##### Stored data #####

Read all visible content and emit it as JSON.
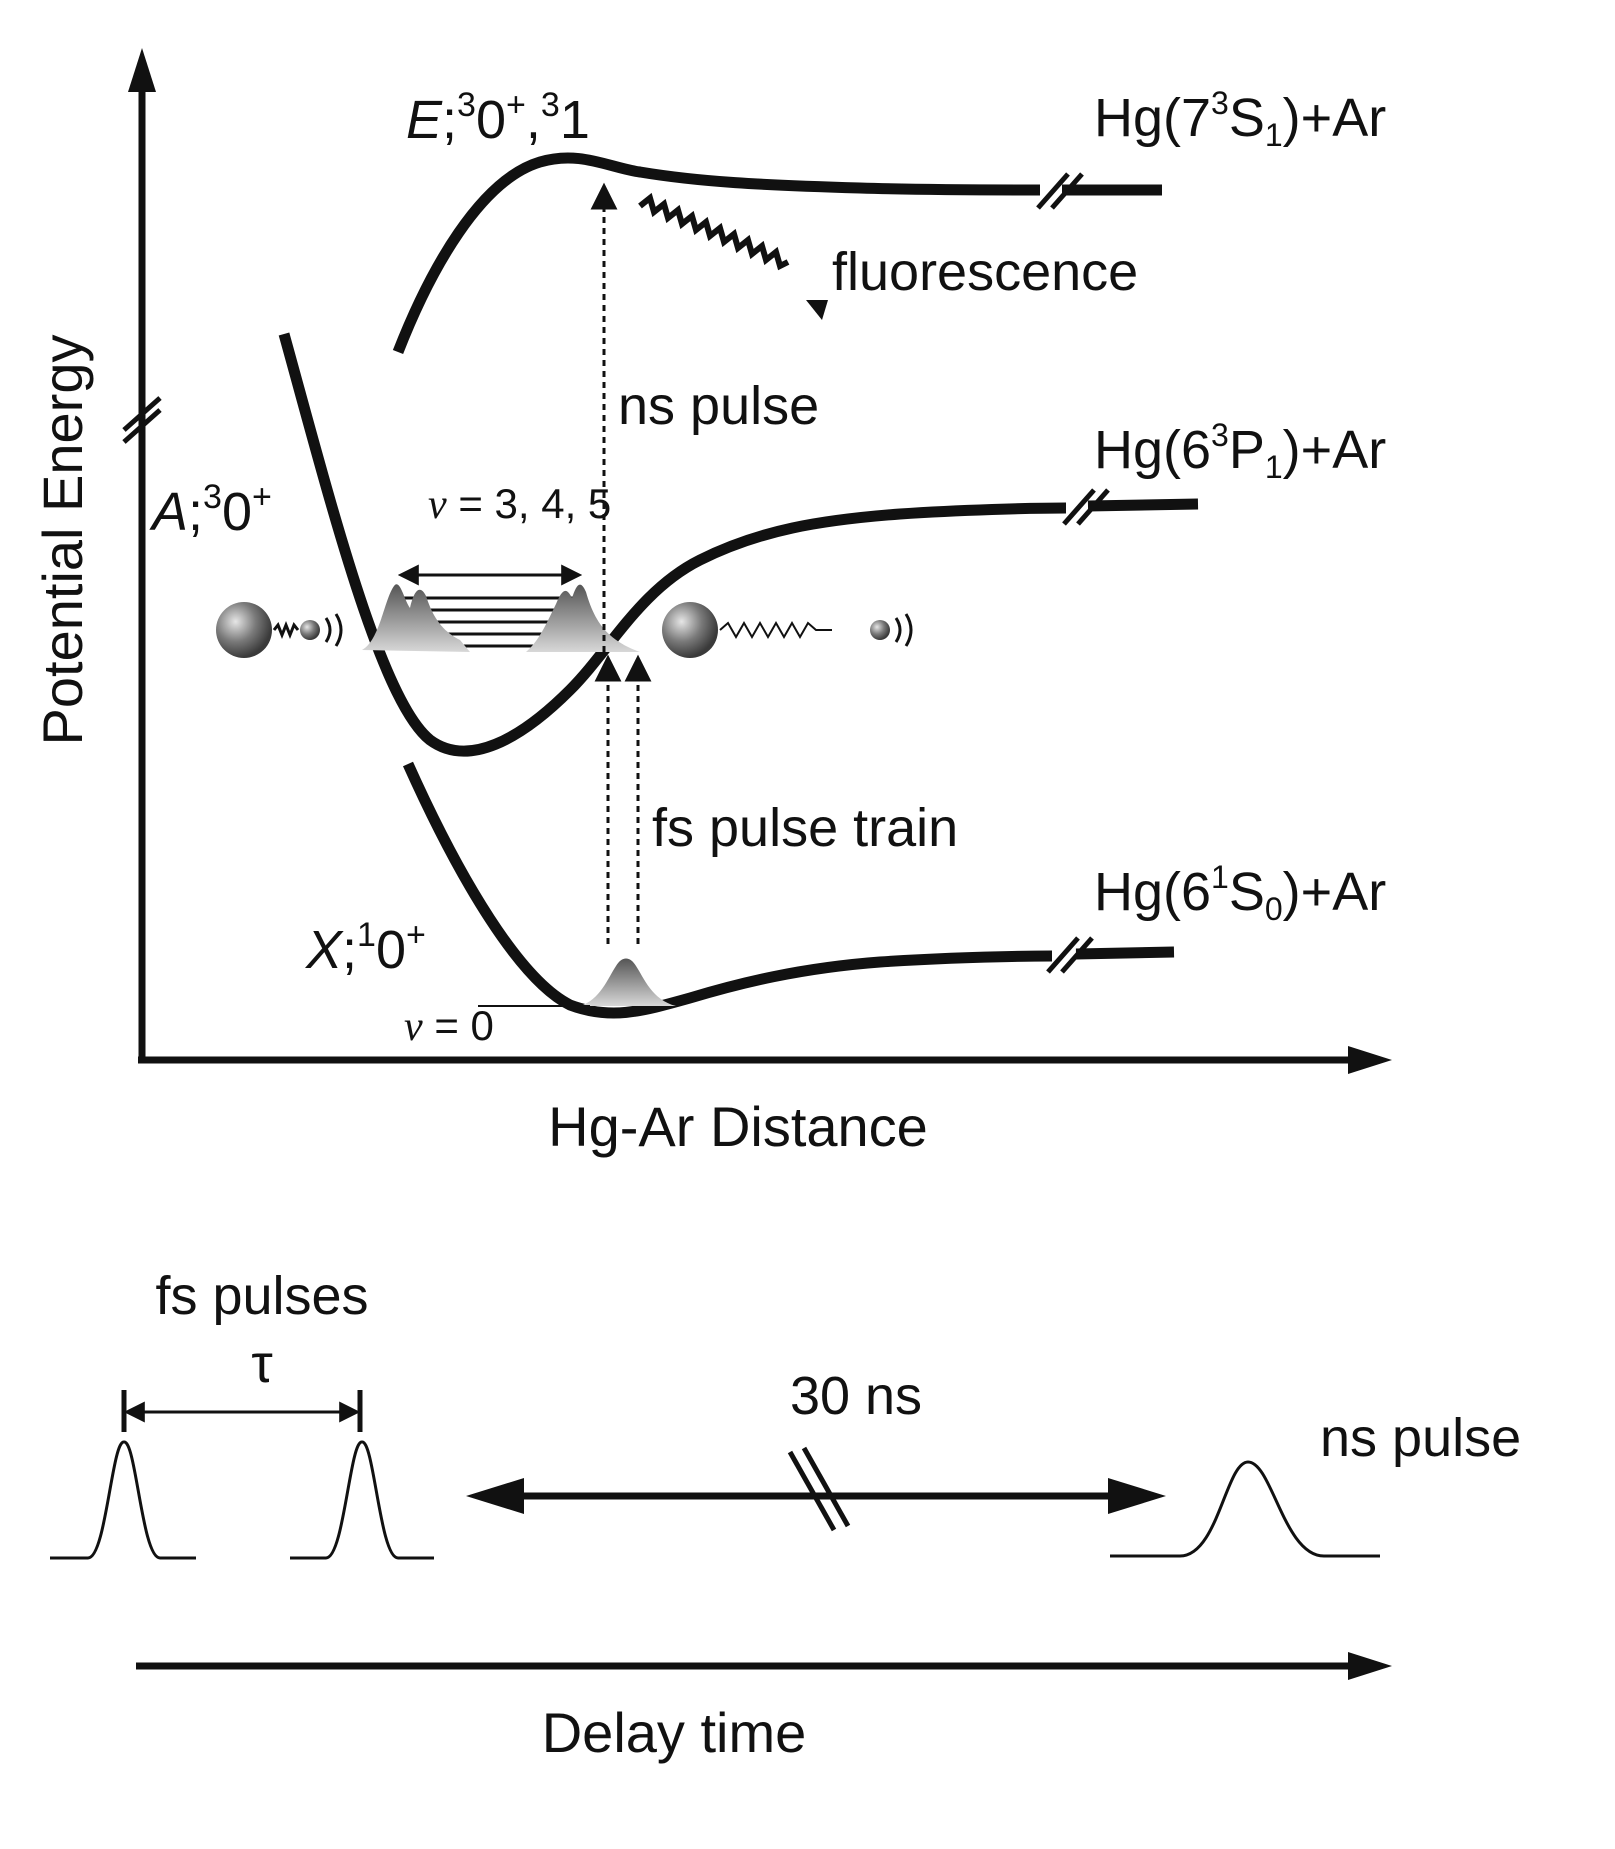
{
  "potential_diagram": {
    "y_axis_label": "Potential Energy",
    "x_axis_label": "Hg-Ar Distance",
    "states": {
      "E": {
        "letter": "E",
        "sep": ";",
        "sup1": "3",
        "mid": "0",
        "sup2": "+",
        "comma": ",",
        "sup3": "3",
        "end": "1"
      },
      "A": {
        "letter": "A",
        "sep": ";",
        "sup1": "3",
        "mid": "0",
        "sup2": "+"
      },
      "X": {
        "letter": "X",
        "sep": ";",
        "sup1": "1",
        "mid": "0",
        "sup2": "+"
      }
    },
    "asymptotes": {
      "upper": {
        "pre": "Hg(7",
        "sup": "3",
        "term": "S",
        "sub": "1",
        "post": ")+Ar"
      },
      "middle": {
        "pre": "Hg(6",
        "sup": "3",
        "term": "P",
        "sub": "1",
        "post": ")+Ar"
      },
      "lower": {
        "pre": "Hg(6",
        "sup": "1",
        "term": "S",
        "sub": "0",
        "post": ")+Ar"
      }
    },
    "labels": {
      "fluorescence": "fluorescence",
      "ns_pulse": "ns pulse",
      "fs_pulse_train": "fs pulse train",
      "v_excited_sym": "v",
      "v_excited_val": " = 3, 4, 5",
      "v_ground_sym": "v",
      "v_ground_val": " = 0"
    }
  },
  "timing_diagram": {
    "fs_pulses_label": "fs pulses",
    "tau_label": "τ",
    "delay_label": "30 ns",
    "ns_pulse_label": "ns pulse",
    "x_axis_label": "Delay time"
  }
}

#####

Exercise:
Extract the full listing above verbatim; pictures are to be left out of the copy.

Correct answer:
Read all visible content and emit it as JSON.
{
  "potential_diagram": {
    "y_axis_label": "Potential Energy",
    "x_axis_label": "Hg-Ar Distance",
    "states": {
      "E": {
        "letter": "E",
        "sep": ";",
        "sup1": "3",
        "mid": "0",
        "sup2": "+",
        "comma": ",",
        "sup3": "3",
        "end": "1"
      },
      "A": {
        "letter": "A",
        "sep": ";",
        "sup1": "3",
        "mid": "0",
        "sup2": "+"
      },
      "X": {
        "letter": "X",
        "sep": ";",
        "sup1": "1",
        "mid": "0",
        "sup2": "+"
      }
    },
    "asymptotes": {
      "upper": {
        "pre": "Hg(7",
        "sup": "3",
        "term": "S",
        "sub": "1",
        "post": ")+Ar"
      },
      "middle": {
        "pre": "Hg(6",
        "sup": "3",
        "term": "P",
        "sub": "1",
        "post": ")+Ar"
      },
      "lower": {
        "pre": "Hg(6",
        "sup": "1",
        "term": "S",
        "sub": "0",
        "post": ")+Ar"
      }
    },
    "labels": {
      "fluorescence": "fluorescence",
      "ns_pulse": "ns pulse",
      "fs_pulse_train": "fs pulse train",
      "v_excited_sym": "v",
      "v_excited_val": " = 3, 4, 5",
      "v_ground_sym": "v",
      "v_ground_val": " = 0"
    }
  },
  "timing_diagram": {
    "fs_pulses_label": "fs pulses",
    "tau_label": "τ",
    "delay_label": "30 ns",
    "ns_pulse_label": "ns pulse",
    "x_axis_label": "Delay time"
  }
}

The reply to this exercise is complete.